__DATA EXCERPTS__
......
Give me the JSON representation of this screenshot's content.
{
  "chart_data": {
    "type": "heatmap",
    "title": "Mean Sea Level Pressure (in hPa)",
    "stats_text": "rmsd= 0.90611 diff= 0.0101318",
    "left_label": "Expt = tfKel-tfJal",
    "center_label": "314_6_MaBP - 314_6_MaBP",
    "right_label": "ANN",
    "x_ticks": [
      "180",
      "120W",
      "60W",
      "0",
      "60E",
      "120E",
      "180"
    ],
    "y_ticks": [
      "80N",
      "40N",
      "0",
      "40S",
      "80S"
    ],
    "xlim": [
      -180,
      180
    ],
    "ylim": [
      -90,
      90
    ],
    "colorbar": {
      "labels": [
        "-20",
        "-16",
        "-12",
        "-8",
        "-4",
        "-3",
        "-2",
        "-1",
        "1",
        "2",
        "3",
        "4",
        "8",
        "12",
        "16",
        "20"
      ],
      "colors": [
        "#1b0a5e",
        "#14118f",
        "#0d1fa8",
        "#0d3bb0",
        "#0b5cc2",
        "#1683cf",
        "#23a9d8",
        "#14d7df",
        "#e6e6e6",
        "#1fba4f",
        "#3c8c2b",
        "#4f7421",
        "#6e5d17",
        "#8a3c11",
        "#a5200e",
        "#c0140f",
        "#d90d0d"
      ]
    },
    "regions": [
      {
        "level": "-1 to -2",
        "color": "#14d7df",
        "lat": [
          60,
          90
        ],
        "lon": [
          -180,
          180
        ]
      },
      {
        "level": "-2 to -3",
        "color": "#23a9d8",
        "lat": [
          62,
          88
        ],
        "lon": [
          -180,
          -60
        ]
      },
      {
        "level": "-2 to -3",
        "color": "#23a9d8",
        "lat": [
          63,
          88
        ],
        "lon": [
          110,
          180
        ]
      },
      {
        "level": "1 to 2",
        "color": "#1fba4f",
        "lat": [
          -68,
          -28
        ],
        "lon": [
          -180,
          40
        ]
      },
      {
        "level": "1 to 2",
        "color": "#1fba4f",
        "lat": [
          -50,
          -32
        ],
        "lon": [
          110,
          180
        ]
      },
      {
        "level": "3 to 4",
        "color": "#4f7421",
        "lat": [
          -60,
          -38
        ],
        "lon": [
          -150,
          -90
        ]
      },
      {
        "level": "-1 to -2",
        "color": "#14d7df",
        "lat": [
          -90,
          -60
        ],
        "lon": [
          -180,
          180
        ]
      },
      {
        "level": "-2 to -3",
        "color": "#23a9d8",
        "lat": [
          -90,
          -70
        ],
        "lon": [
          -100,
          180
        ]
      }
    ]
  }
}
......
Every record should be given again exactly.

__WRITTEN ANSWER__
Give me the JSON representation of this screenshot's content.
{
  "chart_data": {
    "type": "heatmap",
    "title": "Mean Sea Level Pressure (in hPa)",
    "stats_text": "rmsd= 0.90611 diff= 0.0101318",
    "left_label": "Expt = tfKel-tfJal",
    "center_label": "314_6_MaBP - 314_6_MaBP",
    "right_label": "ANN",
    "x_ticks": [
      "180",
      "120W",
      "60W",
      "0",
      "60E",
      "120E",
      "180"
    ],
    "y_ticks": [
      "80N",
      "40N",
      "0",
      "40S",
      "80S"
    ],
    "xlim": [
      -180,
      180
    ],
    "ylim": [
      -90,
      90
    ],
    "colorbar": {
      "labels": [
        "-20",
        "-16",
        "-12",
        "-8",
        "-4",
        "-3",
        "-2",
        "-1",
        "1",
        "2",
        "3",
        "4",
        "8",
        "12",
        "16",
        "20"
      ],
      "colors": [
        "#1b0a5e",
        "#14118f",
        "#0d1fa8",
        "#0d3bb0",
        "#0b5cc2",
        "#1683cf",
        "#23a9d8",
        "#14d7df",
        "#e6e6e6",
        "#1fba4f",
        "#3c8c2b",
        "#4f7421",
        "#6e5d17",
        "#8a3c11",
        "#a5200e",
        "#c0140f",
        "#d90d0d"
      ]
    },
    "regions": [
      {
        "level": "-1 to -2",
        "color": "#14d7df",
        "lat": [
          60,
          90
        ],
        "lon": [
          -180,
          180
        ]
      },
      {
        "level": "-2 to -3",
        "color": "#23a9d8",
        "lat": [
          62,
          88
        ],
        "lon": [
          -180,
          -60
        ]
      },
      {
        "level": "-2 to -3",
        "color": "#23a9d8",
        "lat": [
          63,
          88
        ],
        "lon": [
          110,
          180
        ]
      },
      {
        "level": "1 to 2",
        "color": "#1fba4f",
        "lat": [
          -68,
          -28
        ],
        "lon": [
          -180,
          40
        ]
      },
      {
        "level": "1 to 2",
        "color": "#1fba4f",
        "lat": [
          -50,
          -32
        ],
        "lon": [
          110,
          180
        ]
      },
      {
        "level": "3 to 4",
        "color": "#4f7421",
        "lat": [
          -60,
          -38
        ],
        "lon": [
          -150,
          -90
        ]
      },
      {
        "level": "-1 to -2",
        "color": "#14d7df",
        "lat": [
          -90,
          -60
        ],
        "lon": [
          -180,
          180
        ]
      },
      {
        "level": "-2 to -3",
        "color": "#23a9d8",
        "lat": [
          -90,
          -70
        ],
        "lon": [
          -100,
          180
        ]
      }
    ]
  }
}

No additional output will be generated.